Filter the entries below, keeping every line that has the word "values".

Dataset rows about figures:
|---|

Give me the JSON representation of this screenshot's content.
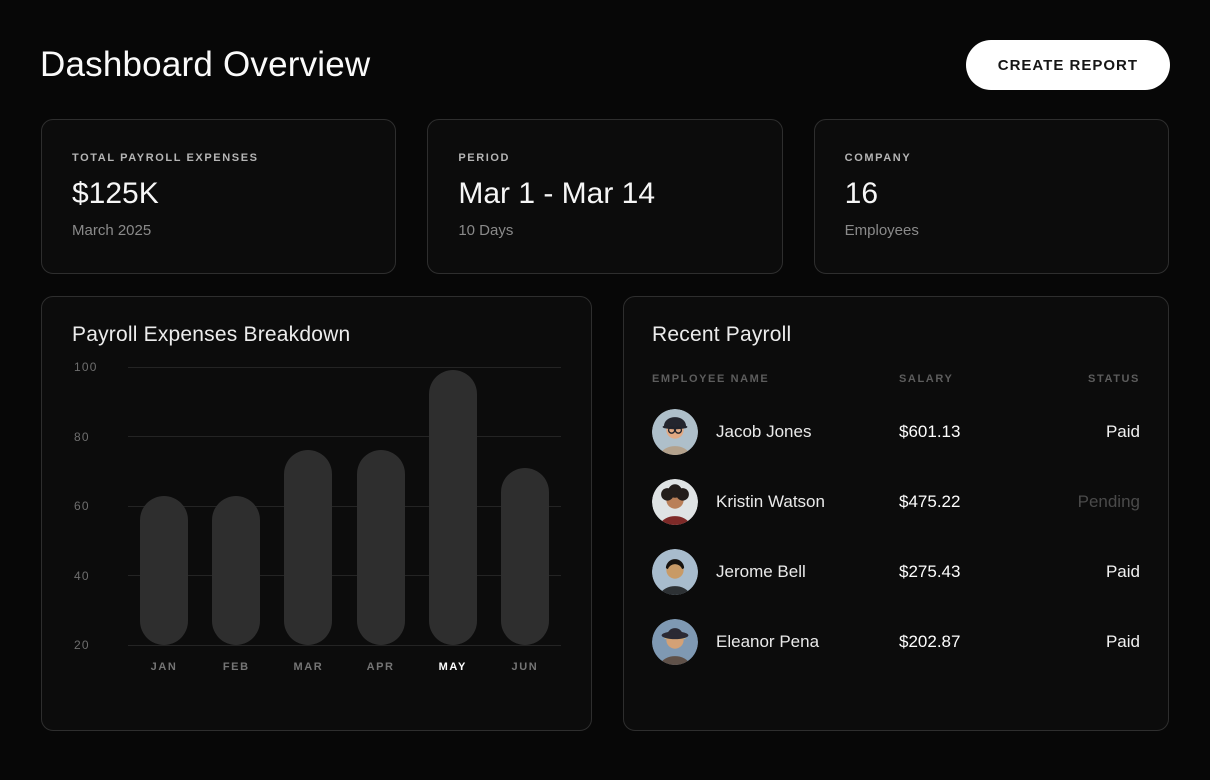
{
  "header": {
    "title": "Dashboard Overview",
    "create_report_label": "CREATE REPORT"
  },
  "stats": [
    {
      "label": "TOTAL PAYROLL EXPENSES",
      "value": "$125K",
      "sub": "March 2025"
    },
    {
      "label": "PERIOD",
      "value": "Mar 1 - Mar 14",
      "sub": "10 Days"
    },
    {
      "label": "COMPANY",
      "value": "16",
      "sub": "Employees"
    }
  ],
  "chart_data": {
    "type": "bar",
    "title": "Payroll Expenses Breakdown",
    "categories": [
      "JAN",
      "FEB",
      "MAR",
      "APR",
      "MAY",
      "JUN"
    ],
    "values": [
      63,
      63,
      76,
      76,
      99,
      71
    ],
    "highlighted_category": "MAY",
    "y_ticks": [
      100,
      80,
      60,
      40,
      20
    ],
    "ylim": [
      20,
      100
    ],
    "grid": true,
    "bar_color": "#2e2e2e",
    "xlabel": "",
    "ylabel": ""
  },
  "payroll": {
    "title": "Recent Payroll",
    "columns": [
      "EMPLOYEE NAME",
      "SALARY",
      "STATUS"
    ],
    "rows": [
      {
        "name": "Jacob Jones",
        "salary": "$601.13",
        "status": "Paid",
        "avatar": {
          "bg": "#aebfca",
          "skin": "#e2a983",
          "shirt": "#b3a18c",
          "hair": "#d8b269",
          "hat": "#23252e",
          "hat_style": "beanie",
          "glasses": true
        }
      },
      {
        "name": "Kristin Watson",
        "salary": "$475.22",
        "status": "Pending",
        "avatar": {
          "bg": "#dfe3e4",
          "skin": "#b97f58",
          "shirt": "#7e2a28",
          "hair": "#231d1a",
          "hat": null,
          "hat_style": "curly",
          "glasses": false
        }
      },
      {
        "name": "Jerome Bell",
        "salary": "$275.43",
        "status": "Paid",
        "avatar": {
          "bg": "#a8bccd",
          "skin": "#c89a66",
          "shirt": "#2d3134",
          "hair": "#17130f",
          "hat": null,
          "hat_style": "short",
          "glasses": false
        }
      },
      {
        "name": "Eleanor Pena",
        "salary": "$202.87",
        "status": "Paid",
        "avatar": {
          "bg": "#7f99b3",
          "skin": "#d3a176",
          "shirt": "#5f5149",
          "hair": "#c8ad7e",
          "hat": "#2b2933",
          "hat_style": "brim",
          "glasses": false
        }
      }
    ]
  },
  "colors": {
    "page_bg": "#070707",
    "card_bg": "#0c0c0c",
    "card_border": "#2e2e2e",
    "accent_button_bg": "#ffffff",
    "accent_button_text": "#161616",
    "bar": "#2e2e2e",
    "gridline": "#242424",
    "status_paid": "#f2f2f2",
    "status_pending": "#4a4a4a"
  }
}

|---|

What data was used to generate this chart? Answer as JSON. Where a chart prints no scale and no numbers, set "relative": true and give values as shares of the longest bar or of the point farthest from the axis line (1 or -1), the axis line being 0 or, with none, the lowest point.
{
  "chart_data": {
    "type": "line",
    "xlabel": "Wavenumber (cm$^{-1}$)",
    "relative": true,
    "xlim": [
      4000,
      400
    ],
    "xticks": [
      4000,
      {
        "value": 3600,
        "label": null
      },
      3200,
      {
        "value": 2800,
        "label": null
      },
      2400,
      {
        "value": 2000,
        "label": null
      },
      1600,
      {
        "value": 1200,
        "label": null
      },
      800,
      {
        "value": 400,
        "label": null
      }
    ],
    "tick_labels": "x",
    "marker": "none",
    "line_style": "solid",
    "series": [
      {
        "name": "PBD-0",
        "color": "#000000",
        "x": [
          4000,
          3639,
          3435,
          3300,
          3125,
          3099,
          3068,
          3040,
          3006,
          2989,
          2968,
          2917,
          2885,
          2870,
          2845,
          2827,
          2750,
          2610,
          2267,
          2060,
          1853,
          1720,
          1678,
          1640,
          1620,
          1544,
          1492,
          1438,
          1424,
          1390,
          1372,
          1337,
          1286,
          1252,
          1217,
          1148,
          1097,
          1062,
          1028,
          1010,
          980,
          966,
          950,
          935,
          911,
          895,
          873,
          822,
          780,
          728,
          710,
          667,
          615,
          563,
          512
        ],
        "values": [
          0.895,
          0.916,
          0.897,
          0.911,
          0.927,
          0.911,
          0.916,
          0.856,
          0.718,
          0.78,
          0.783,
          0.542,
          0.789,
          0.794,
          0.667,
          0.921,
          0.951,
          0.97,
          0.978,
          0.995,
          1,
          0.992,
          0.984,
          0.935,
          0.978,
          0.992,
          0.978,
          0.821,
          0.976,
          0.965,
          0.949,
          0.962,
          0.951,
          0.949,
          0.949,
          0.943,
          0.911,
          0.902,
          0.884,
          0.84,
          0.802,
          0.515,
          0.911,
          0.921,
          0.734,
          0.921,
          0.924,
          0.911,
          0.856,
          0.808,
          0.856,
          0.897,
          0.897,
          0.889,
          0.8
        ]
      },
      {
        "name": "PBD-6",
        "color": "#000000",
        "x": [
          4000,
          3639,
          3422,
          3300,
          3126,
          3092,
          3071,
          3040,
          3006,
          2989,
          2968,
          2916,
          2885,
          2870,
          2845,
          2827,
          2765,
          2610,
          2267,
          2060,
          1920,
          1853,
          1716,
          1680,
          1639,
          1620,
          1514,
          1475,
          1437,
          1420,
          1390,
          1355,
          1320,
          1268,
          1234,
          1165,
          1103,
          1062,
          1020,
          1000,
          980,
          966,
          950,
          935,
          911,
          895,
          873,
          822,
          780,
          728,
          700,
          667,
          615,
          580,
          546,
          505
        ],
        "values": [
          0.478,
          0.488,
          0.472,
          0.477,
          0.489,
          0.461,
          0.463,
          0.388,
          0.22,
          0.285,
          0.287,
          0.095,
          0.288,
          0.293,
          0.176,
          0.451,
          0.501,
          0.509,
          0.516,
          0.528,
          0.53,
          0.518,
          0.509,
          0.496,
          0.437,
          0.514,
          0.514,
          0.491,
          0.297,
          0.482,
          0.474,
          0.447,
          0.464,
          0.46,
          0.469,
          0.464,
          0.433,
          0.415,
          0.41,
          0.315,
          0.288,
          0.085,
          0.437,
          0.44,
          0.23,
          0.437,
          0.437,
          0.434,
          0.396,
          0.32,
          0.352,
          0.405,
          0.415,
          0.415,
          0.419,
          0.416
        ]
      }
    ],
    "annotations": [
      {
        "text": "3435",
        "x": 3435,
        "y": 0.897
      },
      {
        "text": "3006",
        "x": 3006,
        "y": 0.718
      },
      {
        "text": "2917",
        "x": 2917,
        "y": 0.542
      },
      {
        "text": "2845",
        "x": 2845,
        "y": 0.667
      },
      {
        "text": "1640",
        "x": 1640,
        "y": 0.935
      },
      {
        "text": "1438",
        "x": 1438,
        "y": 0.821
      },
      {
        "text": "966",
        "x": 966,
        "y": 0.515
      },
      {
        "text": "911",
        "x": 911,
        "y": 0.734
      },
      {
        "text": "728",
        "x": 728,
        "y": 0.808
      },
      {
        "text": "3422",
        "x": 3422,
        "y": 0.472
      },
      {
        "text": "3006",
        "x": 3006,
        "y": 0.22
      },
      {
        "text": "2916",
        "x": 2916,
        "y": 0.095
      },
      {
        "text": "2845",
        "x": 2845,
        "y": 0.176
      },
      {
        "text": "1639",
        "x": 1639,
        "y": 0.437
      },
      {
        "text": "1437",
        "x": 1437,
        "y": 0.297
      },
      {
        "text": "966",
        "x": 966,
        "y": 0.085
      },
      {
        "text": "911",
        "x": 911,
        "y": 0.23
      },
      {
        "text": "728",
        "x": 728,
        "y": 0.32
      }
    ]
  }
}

|---|

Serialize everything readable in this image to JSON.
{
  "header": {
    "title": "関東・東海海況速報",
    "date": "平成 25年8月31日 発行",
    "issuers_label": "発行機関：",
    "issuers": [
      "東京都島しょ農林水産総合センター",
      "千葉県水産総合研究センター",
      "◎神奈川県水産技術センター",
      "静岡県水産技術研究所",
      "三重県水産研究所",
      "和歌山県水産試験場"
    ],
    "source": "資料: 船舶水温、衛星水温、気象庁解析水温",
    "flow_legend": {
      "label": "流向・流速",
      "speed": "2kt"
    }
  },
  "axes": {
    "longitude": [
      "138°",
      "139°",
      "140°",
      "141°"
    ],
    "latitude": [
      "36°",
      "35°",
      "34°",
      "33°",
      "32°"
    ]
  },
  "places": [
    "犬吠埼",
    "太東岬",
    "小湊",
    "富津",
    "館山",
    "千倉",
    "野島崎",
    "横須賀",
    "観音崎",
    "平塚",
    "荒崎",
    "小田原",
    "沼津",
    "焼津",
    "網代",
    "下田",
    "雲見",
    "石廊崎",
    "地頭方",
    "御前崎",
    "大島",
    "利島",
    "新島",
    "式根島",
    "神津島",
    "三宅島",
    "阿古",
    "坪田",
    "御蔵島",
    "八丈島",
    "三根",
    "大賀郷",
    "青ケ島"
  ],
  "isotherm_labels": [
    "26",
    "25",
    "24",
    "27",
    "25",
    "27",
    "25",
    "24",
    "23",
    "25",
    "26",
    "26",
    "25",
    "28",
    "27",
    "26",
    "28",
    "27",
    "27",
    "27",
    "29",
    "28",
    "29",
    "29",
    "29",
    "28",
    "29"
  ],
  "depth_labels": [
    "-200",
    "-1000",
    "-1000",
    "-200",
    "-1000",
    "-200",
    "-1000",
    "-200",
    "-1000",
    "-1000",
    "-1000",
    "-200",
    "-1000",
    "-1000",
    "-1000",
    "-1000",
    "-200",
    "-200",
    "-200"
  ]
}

|---|

Full answer ->
    "values": [
What data was used to generate this chart? Answer as JSON. Where a chart prints no scale and no numbers, set "relative": true and give values as shares of the longest bar or of the point farthest from the axis line (1 or -1), the axis line being 0 or, with none, the lowest point.
        "values": [
        "values": [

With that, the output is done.